• **Given request**: Reproduce the items from the first line through the line containing "legend-label: Mortgage Rates", inclusive, with every "bar-segment-auto-loan-rates" changed to "bar-segment-vehicle-loan-rates" and everything else left unchanged.

• **Provided data**:
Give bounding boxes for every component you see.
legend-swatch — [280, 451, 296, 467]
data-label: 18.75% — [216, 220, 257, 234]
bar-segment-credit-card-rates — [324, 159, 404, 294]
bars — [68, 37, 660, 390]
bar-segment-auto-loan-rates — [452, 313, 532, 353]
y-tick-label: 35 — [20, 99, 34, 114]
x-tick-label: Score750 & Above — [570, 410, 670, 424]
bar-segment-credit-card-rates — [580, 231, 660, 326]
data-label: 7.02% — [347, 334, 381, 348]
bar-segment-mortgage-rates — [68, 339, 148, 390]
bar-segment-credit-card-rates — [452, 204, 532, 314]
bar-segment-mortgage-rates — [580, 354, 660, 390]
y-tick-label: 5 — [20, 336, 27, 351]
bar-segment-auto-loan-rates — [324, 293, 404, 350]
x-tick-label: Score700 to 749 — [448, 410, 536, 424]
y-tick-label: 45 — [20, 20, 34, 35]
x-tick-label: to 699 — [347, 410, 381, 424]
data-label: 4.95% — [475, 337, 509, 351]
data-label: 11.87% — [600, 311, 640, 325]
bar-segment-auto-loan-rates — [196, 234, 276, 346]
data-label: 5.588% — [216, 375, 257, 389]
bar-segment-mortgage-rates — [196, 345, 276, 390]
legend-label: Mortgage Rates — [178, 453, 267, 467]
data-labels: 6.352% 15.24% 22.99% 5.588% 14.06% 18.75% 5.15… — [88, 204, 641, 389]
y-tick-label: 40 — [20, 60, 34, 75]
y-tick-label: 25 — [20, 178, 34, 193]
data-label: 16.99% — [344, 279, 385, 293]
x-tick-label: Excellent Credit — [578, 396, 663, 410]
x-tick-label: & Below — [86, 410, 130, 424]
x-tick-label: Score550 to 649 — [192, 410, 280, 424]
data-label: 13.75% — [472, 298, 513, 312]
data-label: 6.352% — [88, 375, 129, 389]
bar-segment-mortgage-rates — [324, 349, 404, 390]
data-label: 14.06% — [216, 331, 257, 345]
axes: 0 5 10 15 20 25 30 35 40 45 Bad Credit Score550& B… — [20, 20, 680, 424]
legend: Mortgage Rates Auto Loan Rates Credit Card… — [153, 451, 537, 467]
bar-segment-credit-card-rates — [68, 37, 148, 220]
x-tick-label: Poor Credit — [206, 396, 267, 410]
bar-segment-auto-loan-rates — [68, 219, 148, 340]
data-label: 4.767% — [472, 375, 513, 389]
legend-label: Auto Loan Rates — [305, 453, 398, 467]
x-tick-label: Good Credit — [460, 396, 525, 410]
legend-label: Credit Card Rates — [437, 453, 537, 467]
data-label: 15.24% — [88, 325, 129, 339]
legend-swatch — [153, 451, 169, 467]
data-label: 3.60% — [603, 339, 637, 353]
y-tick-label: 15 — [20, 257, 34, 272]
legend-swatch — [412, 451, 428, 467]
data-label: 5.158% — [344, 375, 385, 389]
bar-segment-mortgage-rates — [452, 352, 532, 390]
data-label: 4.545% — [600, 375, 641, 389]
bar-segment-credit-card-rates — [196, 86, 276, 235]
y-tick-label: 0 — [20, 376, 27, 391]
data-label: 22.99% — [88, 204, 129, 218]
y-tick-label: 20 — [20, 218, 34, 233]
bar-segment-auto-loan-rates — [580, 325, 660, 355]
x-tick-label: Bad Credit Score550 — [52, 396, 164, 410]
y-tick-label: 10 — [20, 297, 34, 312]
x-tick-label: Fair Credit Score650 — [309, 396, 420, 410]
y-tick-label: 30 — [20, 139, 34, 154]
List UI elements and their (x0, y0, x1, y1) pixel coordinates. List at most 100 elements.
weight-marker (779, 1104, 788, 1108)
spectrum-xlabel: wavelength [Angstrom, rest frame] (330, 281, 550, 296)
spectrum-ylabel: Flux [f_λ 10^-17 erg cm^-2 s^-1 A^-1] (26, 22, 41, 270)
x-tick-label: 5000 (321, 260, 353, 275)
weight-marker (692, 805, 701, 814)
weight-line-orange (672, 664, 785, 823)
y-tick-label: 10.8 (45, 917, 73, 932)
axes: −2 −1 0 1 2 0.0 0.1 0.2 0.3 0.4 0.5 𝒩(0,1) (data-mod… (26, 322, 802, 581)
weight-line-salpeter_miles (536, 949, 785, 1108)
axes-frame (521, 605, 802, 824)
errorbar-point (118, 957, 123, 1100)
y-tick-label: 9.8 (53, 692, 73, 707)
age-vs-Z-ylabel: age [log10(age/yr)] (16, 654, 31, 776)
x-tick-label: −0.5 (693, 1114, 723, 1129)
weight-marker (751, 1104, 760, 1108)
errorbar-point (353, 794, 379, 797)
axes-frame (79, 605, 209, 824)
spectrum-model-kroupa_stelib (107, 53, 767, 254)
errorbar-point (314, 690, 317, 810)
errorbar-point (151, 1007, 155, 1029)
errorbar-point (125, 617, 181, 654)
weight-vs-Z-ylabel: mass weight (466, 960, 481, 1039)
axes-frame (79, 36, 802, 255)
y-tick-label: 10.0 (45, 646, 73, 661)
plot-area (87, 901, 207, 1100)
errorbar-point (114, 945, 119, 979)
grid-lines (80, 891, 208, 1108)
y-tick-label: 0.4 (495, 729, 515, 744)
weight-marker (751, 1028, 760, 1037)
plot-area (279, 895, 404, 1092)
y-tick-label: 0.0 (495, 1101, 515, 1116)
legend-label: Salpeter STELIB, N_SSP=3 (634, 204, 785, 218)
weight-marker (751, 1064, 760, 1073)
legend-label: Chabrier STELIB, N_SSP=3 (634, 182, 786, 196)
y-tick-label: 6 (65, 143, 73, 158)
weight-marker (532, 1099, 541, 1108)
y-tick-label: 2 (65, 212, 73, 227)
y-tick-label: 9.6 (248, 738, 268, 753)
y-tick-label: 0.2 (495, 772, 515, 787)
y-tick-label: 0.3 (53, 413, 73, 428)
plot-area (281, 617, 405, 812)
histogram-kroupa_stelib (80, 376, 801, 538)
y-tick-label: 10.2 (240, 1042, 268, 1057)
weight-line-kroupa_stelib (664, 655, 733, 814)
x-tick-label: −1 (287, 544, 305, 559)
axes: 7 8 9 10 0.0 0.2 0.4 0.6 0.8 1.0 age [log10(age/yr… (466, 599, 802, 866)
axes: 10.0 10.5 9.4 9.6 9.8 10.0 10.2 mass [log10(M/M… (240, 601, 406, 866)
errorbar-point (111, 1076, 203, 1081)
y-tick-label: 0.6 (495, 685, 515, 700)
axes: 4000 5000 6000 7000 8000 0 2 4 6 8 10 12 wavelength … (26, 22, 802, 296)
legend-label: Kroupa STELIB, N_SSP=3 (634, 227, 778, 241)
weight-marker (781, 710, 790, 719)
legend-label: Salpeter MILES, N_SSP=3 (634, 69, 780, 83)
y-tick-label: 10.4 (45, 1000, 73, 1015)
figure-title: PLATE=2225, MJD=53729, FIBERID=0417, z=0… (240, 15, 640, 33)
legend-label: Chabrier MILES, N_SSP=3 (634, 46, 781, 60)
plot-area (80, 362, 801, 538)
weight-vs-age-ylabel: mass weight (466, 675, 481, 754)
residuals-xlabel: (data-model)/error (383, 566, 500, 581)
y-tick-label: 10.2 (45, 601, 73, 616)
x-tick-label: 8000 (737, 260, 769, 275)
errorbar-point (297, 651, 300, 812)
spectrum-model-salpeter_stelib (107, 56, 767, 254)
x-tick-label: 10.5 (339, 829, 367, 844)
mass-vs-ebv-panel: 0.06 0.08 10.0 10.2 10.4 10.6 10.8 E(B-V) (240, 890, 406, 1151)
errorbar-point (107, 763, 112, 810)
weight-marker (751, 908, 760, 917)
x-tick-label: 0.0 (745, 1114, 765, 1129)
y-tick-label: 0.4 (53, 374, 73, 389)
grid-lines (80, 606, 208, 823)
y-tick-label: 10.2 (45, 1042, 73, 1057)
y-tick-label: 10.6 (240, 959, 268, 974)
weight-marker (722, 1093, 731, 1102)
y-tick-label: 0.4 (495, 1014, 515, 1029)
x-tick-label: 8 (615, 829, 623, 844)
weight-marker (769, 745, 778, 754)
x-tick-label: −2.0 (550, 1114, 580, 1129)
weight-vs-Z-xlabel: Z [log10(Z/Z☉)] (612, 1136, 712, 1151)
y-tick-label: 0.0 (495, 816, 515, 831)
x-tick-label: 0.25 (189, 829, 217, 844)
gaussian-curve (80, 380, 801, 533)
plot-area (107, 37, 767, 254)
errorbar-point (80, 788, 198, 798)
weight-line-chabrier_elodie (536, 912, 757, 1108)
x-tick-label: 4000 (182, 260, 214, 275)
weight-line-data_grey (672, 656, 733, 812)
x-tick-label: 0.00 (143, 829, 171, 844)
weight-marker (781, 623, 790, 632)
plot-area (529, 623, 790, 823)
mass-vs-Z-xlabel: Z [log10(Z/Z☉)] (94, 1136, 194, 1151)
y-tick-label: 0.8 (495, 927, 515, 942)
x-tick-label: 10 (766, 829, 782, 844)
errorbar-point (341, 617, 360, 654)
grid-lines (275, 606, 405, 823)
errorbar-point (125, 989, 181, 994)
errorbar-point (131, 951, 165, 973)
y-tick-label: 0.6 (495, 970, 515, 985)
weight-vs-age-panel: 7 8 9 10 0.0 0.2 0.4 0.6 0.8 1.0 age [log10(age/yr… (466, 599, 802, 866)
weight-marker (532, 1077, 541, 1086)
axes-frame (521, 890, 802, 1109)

• **Answer to the exercise**:
Give bounding boxes for every component you see.
legend-swatch — [280, 451, 296, 467]
data-label: 18.75% — [216, 220, 257, 234]
bar-segment-credit-card-rates — [324, 159, 404, 294]
bars — [68, 37, 660, 390]
bar-segment-vehicle-loan-rates — [452, 313, 532, 353]
y-tick-label: 35 — [20, 99, 34, 114]
x-tick-label: Score750 & Above — [570, 410, 670, 424]
bar-segment-credit-card-rates — [580, 231, 660, 326]
data-label: 7.02% — [347, 334, 381, 348]
bar-segment-mortgage-rates — [68, 339, 148, 390]
bar-segment-credit-card-rates — [452, 204, 532, 314]
bar-segment-mortgage-rates — [580, 354, 660, 390]
y-tick-label: 5 — [20, 336, 27, 351]
bar-segment-vehicle-loan-rates — [324, 293, 404, 350]
x-tick-label: Score700 to 749 — [448, 410, 536, 424]
y-tick-label: 45 — [20, 20, 34, 35]
x-tick-label: to 699 — [347, 410, 381, 424]
data-label: 4.95% — [475, 337, 509, 351]
data-label: 11.87% — [600, 311, 640, 325]
bar-segment-vehicle-loan-rates — [196, 234, 276, 346]
data-label: 5.588% — [216, 375, 257, 389]
bar-segment-mortgage-rates — [196, 345, 276, 390]
legend-label: Mortgage Rates — [178, 453, 267, 467]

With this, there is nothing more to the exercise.